= Written task =
Copy the listing verbatim, excluding any images found in it.

[Dataset records]
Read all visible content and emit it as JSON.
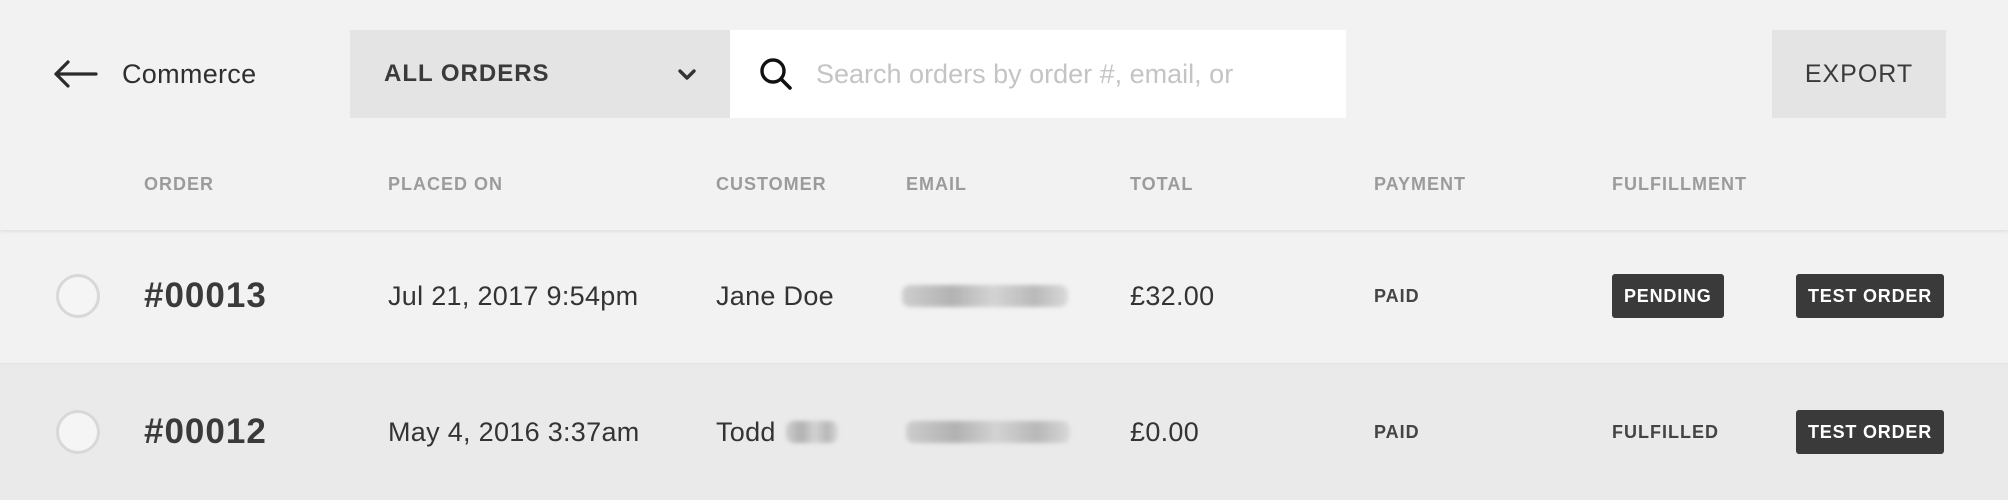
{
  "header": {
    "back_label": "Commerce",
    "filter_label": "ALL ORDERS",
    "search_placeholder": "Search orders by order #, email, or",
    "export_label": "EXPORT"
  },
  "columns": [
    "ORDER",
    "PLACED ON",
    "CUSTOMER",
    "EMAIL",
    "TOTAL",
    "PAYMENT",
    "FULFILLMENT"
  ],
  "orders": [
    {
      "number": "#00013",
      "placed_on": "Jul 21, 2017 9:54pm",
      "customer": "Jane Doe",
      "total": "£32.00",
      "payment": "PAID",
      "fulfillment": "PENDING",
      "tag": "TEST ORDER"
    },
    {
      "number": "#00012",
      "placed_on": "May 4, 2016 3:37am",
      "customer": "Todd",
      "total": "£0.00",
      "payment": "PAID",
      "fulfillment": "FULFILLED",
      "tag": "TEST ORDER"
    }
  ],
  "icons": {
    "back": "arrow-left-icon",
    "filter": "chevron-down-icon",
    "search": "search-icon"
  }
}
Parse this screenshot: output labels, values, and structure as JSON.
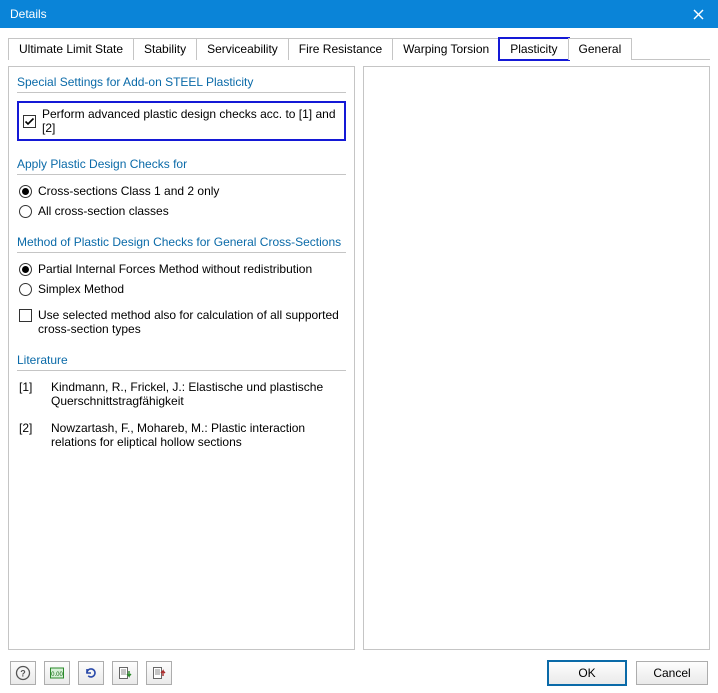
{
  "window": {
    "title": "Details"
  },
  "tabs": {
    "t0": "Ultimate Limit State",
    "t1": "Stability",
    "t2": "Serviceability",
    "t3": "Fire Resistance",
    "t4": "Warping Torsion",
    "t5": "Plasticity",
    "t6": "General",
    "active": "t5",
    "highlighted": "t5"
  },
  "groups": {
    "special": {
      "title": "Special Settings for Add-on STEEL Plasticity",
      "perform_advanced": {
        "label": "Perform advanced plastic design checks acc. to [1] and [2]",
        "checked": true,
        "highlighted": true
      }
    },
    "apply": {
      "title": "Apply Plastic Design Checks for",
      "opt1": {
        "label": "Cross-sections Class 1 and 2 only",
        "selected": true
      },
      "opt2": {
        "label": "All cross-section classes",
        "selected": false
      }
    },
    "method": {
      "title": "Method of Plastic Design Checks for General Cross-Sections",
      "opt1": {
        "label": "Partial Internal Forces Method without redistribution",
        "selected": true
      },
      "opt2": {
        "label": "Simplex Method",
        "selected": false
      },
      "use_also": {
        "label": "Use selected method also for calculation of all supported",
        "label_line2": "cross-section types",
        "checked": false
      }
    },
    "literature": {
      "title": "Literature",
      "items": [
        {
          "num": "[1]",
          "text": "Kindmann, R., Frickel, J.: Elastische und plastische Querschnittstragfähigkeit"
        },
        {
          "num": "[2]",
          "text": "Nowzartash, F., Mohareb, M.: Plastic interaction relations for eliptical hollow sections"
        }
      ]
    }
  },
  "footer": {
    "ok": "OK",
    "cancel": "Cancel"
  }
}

= The reply =
Read all visible content and emit it as JSON.
{
  "header": {
    "back_label": "Commerce",
    "filter_label": "ALL ORDERS",
    "search_placeholder": "Search orders by order #, email, or",
    "export_label": "EXPORT"
  },
  "columns": [
    "ORDER",
    "PLACED ON",
    "CUSTOMER",
    "EMAIL",
    "TOTAL",
    "PAYMENT",
    "FULFILLMENT"
  ],
  "orders": [
    {
      "number": "#00013",
      "placed_on": "Jul 21, 2017 9:54pm",
      "customer": "Jane Doe",
      "total": "£32.00",
      "payment": "PAID",
      "fulfillment": "PENDING",
      "tag": "TEST ORDER"
    },
    {
      "number": "#00012",
      "placed_on": "May 4, 2016 3:37am",
      "customer": "Todd",
      "total": "£0.00",
      "payment": "PAID",
      "fulfillment": "FULFILLED",
      "tag": "TEST ORDER"
    }
  ],
  "icons": {
    "back": "arrow-left-icon",
    "filter": "chevron-down-icon",
    "search": "search-icon"
  }
}
Parse this screenshot: output labels, values, and structure as JSON.
{
  "window": {
    "title": "Details"
  },
  "tabs": {
    "t0": "Ultimate Limit State",
    "t1": "Stability",
    "t2": "Serviceability",
    "t3": "Fire Resistance",
    "t4": "Warping Torsion",
    "t5": "Plasticity",
    "t6": "General",
    "active": "t5",
    "highlighted": "t5"
  },
  "groups": {
    "special": {
      "title": "Special Settings for Add-on STEEL Plasticity",
      "perform_advanced": {
        "label": "Perform advanced plastic design checks acc. to [1] and [2]",
        "checked": true,
        "highlighted": true
      }
    },
    "apply": {
      "title": "Apply Plastic Design Checks for",
      "opt1": {
        "label": "Cross-sections Class 1 and 2 only",
        "selected": true
      },
      "opt2": {
        "label": "All cross-section classes",
        "selected": false
      }
    },
    "method": {
      "title": "Method of Plastic Design Checks for General Cross-Sections",
      "opt1": {
        "label": "Partial Internal Forces Method without redistribution",
        "selected": true
      },
      "opt2": {
        "label": "Simplex Method",
        "selected": false
      },
      "use_also": {
        "label": "Use selected method also for calculation of all supported",
        "label_line2": "cross-section types",
        "checked": false
      }
    },
    "literature": {
      "title": "Literature",
      "items": [
        {
          "num": "[1]",
          "text": "Kindmann, R., Frickel, J.: Elastische und plastische Querschnittstragfähigkeit"
        },
        {
          "num": "[2]",
          "text": "Nowzartash, F., Mohareb, M.: Plastic interaction relations for eliptical hollow sections"
        }
      ]
    }
  },
  "footer": {
    "ok": "OK",
    "cancel": "Cancel"
  }
}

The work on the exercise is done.